• [Aim of the exercise]: Please reproduce the stretch of rows from the start through the line containing "galaxy-image [728,78,780,124]", both ends included, keeping each line identical.

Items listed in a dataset
§

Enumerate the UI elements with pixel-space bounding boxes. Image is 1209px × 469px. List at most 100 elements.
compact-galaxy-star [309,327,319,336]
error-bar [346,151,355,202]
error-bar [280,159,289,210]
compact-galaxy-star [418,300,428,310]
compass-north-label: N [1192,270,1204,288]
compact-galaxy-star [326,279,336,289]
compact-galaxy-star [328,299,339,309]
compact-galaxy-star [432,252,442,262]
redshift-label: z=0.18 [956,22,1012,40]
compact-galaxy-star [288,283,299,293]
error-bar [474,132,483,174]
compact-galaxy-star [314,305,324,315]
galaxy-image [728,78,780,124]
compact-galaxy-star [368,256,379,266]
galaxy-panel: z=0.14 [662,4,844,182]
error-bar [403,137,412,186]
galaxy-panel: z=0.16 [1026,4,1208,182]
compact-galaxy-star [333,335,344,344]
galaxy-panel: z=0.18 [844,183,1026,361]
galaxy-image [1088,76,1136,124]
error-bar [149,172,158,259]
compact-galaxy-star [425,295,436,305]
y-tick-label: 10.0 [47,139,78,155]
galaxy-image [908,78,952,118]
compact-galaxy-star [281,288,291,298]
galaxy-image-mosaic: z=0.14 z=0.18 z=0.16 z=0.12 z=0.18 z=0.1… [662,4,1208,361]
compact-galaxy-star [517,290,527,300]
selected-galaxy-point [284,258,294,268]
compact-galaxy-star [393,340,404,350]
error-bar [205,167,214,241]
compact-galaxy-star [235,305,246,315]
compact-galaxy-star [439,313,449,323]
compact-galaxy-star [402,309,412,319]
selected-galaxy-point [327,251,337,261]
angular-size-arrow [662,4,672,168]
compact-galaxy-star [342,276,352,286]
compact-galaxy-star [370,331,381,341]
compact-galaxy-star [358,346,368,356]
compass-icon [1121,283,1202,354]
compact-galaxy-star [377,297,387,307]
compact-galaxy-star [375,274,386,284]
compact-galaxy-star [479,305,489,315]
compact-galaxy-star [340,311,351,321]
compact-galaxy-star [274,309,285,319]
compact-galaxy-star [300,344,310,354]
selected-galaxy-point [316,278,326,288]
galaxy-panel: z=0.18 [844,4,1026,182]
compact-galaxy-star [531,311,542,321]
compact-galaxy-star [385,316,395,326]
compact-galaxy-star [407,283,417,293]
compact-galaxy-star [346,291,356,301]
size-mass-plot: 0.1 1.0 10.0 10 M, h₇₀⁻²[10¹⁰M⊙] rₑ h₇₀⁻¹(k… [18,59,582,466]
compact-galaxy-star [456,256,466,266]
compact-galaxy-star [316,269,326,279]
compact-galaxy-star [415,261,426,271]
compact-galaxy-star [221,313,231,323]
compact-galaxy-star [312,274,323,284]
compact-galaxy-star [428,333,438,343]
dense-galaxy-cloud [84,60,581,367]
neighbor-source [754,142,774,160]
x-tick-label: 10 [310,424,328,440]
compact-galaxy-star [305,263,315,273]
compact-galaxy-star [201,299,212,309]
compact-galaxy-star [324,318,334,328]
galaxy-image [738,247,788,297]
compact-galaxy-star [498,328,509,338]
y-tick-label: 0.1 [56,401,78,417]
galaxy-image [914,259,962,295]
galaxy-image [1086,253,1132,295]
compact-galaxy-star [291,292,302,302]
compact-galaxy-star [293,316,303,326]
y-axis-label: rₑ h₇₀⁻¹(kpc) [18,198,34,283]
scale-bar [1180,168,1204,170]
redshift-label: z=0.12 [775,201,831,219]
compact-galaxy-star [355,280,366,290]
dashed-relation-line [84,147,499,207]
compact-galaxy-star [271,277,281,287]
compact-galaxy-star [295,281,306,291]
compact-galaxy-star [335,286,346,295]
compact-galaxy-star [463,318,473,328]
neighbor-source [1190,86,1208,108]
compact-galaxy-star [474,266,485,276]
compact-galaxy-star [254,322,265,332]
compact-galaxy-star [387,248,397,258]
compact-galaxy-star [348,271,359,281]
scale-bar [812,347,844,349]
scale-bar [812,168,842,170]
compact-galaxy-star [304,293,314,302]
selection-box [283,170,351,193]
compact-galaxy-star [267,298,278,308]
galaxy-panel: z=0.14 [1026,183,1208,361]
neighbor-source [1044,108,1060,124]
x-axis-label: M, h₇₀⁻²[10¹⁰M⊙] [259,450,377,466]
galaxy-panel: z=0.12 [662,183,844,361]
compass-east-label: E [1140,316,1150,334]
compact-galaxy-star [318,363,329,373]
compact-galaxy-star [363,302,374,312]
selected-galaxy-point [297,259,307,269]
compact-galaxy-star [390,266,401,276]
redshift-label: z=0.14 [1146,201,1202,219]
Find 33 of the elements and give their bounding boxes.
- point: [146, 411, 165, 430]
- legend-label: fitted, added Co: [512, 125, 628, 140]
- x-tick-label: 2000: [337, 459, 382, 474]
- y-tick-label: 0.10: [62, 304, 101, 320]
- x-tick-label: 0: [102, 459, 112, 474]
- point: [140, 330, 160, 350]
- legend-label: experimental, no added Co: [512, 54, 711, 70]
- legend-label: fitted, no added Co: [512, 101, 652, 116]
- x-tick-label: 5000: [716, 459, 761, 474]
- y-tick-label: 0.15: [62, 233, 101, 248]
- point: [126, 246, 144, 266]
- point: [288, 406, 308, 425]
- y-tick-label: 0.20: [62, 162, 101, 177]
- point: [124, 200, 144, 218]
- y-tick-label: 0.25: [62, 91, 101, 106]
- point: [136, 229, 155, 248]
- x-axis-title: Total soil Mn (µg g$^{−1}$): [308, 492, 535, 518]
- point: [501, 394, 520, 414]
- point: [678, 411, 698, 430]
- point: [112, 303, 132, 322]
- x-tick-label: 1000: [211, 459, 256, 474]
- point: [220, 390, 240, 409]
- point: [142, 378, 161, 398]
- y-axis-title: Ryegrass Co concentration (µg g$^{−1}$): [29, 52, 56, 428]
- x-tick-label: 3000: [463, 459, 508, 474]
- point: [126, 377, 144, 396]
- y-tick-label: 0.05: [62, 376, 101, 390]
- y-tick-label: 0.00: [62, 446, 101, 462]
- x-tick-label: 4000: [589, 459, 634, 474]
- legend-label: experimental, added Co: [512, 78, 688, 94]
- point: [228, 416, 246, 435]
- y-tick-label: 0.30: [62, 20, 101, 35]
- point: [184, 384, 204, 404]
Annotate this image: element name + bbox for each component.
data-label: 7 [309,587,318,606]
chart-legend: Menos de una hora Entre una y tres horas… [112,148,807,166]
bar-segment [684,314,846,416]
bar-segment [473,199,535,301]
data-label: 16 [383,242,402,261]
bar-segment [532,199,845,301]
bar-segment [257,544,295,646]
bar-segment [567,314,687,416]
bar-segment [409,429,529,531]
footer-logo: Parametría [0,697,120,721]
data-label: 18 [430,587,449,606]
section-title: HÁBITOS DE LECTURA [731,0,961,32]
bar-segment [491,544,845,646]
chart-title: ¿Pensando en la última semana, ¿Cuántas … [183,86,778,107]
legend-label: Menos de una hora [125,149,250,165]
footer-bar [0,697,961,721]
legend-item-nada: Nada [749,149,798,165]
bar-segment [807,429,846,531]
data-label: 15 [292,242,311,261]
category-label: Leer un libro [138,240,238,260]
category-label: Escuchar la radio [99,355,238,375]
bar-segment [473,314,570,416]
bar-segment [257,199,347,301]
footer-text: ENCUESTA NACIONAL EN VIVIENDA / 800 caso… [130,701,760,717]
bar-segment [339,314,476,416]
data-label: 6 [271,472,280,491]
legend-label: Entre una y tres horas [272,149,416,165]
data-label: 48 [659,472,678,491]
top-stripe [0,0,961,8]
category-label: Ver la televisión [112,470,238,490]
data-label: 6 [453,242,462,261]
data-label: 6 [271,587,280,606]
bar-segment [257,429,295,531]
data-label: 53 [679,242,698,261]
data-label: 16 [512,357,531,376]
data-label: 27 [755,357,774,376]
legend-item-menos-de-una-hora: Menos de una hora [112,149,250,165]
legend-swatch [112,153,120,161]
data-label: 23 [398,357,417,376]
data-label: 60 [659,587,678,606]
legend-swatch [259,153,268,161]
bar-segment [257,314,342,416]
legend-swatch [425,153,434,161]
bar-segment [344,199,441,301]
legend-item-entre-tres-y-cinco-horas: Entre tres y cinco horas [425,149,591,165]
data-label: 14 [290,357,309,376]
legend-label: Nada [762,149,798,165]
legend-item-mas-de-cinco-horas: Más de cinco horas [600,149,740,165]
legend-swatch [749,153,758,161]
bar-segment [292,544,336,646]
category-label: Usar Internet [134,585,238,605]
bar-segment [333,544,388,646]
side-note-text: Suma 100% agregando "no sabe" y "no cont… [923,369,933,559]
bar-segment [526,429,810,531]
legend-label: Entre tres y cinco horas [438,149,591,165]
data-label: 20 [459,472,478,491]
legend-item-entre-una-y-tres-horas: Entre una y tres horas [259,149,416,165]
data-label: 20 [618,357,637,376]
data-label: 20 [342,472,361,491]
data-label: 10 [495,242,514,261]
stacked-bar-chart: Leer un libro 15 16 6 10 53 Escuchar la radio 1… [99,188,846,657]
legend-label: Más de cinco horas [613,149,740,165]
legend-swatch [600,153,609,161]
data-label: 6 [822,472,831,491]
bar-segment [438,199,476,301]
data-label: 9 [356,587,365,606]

§

• [Answer to this exercise]:
Enumerate the UI elements with pixel-space bounding boxes. Image is 1209px × 469px. List at most 100 elements.
compact-galaxy-star [309,327,319,336]
error-bar [346,151,355,202]
error-bar [280,159,289,210]
compact-galaxy-star [418,300,428,310]
compass-north-label: N [1192,270,1204,288]
compact-galaxy-star [326,279,336,289]
compact-galaxy-star [328,299,339,309]
compact-galaxy-star [432,252,442,262]
redshift-label: z=0.18 [956,22,1012,40]
compact-galaxy-star [288,283,299,293]
error-bar [474,132,483,174]
compact-galaxy-star [314,305,324,315]
galaxy-image [728,78,780,124]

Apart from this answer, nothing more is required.